== DATA PROVIDED

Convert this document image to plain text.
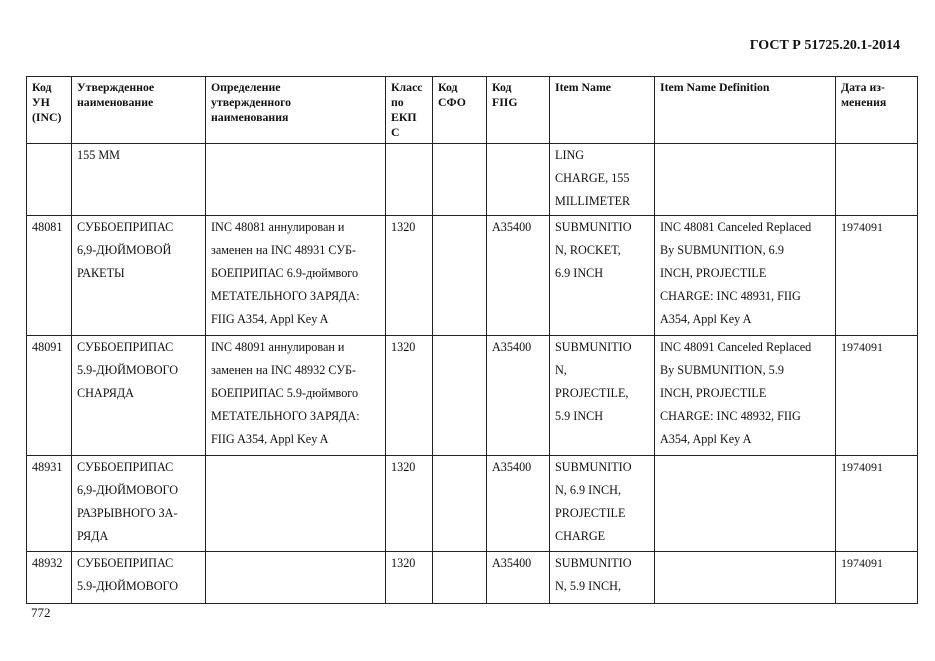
ГОСТ Р 51725.20.1-2014
Код
УН
(INC)	Утвержденное
наименование	Определение
утвержденного
наименования	Класс
по
ЕКП
С	Код
СФО	Код
FIIG	Item Name	Item Name Definition	Дата из-
менения
	155 ММ					LING
CHARGE, 155
MILLIMETER		
48081	СУББОЕПРИПАС
6,9-ДЮЙМОВОЙ
РАКЕТЫ	INC 48081 аннулирован и
заменен на INC 48931 СУБ-
БОЕПРИПАС 6.9-дюймвого
МЕТАТЕЛЬНОГО ЗАРЯДА:
FIIG A354, Appl Key A	1320		A35400	SUBMUNITIO
N, ROCKET,
6.9 INCH	INC 48081 Canceled Replaced
By SUBMUNITION, 6.9
INCH, PROJECTILE
CHARGE: INC 48931, FIIG
A354, Appl Key A	1974091
48091	СУББОЕПРИПАС
5.9-ДЮЙМОВОГО
СНАРЯДА	INC 48091 аннулирован и
заменен на INC 48932 СУБ-
БОЕПРИПАС 5.9-дюймвого
МЕТАТЕЛЬНОГО ЗАРЯДА:
FIIG A354, Appl Key A	1320		A35400	SUBMUNITIO
N,
PROJECTILE,
5.9 INCH	INC 48091 Canceled Replaced
By SUBMUNITION, 5.9
INCH, PROJECTILE
CHARGE: INC 48932, FIIG
A354, Appl Key A	1974091
48931	СУББОЕПРИПАС
6,9-ДЮЙМОВОГО
РАЗРЫВНОГО ЗА-
РЯДА		1320		A35400	SUBMUNITIO
N, 6.9 INCH,
PROJECTILE
CHARGE		1974091
48932	СУББОЕПРИПАС
5.9-ДЮЙМОВОГО		1320		A35400	SUBMUNITIO
N, 5.9 INCH,		1974091
772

====

**PROBLEM TO SOLVE**
Scan the records above for the string "CHARGE", then select every line that holds it.

**ANSWER BELOW**
CHARGE, 155
CHARGE: INC 48931, FIIG
CHARGE: INC 48932, FIIG
CHARGE		1974091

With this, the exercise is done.